- [CONSEGNA A]:
Nel brano sull'ondata di calore, elenca le categorie di persone per cui le alte temperature rappresentano un rischio soprattutto.
- [CONSEGNA B]:
Per favore, ricopia senza modifiche un passo del brano sull'ondata di calore, cominciando dalle parole che contengono "Oltre a Bari, le" e fermandoti dopo "centri in allerta massima.".

Bari resta tra le città italiane da bollino rosso per il caldo. Secondo il bollettino sulle ondate di calore del ministero della Salute, sono ancora 19, sulle 27 monitorate, i centri urbani in allerta massima. Il livello 3 riguarda anche il capoluogo pugliese, dove le alte temperature continuano a rappresentare un rischio soprattutto per anziani, persone fragili, bambini, donne in gravidanza e cittadini con patologie, ma anche per la popolazione generale in caso di esposizione prolungata al sole o sforzi nelle ore più calde.
Oltre a Bari, le città in bollino rosso sono Roma, Napoli, Bologna, Bolzano, Campobasso, Catania, Civitavecchia, Firenze, Frosinone, Genova, Latina, Messina, Palermo, Perugia, Pescara, Reggio Calabria, Rieti e Viterbo. Bollino arancione, invece, per Ancona e Cagliari. Restano in giallo Milano, Brescia, Torino, Trieste, Venezia e Verona. Domani il numero delle città in rosso scenderà da 19 a 18, con Pescara che passerà al bollino giallo. Bari, invece, resterà tra i centri in allerta massima.

[Dati di analisi strutturata della pagina]

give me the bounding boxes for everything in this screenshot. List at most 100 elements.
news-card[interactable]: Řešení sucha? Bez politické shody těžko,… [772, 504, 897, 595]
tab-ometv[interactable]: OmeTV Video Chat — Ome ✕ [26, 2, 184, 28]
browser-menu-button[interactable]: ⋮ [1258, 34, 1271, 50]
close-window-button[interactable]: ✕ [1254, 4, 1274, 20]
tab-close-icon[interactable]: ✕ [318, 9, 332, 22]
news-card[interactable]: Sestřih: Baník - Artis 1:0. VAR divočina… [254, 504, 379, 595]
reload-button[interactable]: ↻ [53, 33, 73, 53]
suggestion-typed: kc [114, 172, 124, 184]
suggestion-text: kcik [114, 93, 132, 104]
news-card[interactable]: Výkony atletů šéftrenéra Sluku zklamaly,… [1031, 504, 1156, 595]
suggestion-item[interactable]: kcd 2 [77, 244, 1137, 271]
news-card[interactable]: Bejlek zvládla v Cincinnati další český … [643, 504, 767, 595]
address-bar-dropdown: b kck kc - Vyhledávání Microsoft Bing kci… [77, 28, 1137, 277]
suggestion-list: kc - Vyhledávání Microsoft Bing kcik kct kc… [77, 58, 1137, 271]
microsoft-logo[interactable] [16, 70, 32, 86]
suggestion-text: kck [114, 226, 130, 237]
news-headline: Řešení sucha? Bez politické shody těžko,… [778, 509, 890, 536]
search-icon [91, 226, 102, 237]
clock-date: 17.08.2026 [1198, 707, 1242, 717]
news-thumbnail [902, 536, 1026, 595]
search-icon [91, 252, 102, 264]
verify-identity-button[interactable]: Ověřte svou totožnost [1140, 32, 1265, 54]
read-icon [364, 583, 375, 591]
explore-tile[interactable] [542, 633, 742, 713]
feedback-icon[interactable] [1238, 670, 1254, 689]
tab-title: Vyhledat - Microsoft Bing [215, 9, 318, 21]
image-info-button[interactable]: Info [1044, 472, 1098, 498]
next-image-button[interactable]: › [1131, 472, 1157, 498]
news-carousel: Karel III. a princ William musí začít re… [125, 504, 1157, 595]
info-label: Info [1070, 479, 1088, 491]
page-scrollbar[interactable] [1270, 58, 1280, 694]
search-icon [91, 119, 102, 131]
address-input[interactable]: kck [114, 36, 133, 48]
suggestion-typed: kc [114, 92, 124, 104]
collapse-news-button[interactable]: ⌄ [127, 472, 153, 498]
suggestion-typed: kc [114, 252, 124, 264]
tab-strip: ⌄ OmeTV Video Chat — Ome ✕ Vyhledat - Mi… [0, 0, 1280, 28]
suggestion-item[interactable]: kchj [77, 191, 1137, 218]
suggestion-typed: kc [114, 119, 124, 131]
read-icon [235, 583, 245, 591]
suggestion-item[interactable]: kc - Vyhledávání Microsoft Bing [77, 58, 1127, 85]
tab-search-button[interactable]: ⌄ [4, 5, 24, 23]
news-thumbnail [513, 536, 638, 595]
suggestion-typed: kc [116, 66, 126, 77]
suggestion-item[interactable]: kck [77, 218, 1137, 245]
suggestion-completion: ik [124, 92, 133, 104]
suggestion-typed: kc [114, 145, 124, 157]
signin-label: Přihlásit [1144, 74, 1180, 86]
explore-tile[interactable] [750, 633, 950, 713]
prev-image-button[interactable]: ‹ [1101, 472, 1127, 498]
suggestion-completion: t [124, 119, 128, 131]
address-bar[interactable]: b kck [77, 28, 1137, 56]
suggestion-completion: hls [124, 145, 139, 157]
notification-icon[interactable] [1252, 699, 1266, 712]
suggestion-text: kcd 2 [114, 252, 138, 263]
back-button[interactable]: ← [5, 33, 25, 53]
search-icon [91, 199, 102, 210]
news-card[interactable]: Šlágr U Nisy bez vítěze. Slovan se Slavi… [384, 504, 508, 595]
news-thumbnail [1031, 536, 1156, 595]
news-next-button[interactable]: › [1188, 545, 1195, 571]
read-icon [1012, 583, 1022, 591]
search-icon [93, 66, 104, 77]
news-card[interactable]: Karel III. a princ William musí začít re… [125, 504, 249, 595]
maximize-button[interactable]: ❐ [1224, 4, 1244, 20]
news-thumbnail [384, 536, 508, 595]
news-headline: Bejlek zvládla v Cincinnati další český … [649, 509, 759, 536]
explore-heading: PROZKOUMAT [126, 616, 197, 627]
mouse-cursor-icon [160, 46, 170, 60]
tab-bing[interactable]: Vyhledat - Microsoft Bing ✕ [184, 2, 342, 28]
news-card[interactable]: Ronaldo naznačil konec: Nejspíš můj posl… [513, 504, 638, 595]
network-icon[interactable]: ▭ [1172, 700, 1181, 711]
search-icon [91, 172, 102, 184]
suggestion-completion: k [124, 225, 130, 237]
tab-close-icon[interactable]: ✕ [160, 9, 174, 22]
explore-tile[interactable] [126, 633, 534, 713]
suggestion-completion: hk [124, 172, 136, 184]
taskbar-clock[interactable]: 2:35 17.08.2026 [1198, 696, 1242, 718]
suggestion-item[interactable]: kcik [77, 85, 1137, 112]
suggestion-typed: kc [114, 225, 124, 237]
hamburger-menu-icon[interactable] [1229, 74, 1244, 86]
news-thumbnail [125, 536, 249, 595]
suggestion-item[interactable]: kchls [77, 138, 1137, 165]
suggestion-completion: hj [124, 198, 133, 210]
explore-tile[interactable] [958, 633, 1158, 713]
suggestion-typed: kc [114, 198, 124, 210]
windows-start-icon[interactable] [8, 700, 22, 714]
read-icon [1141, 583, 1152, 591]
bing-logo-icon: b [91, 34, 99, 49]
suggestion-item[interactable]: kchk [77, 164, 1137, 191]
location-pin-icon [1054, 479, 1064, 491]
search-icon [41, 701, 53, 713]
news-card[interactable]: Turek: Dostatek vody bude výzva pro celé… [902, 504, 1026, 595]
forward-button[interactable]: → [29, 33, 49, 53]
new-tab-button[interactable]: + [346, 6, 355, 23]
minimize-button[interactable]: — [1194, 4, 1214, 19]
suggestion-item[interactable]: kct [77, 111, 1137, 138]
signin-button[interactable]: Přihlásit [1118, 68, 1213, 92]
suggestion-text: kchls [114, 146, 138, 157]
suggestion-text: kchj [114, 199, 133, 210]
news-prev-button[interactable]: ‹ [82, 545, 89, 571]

- [RISPOSTA SCRITTA A]:
anziani, persone fragili, bambini, donne in gravidanza, cittadini con patologie

- [RISPOSTA SCRITTA B]:
Oltre a Bari, le città in bollino rosso sono Roma, Napoli, Bologna, Bolzano, Campobasso, Catania, Civitavecchia, Firenze, Frosinone, Genova, Latina, Messina, Palermo, Perugia, Pescara, Reggio Calabria, Rieti e Viterbo. Bollino arancione, invece, per Ancona e Cagliari. Restano in giallo Milano, Brescia, Torino, Trieste, Venezia e Verona. Domani il numero delle città in rosso scenderà da 19 a 18, con Pescara che passerà al bollino giallo. Bari, invece, resterà tra i centri in allerta massima.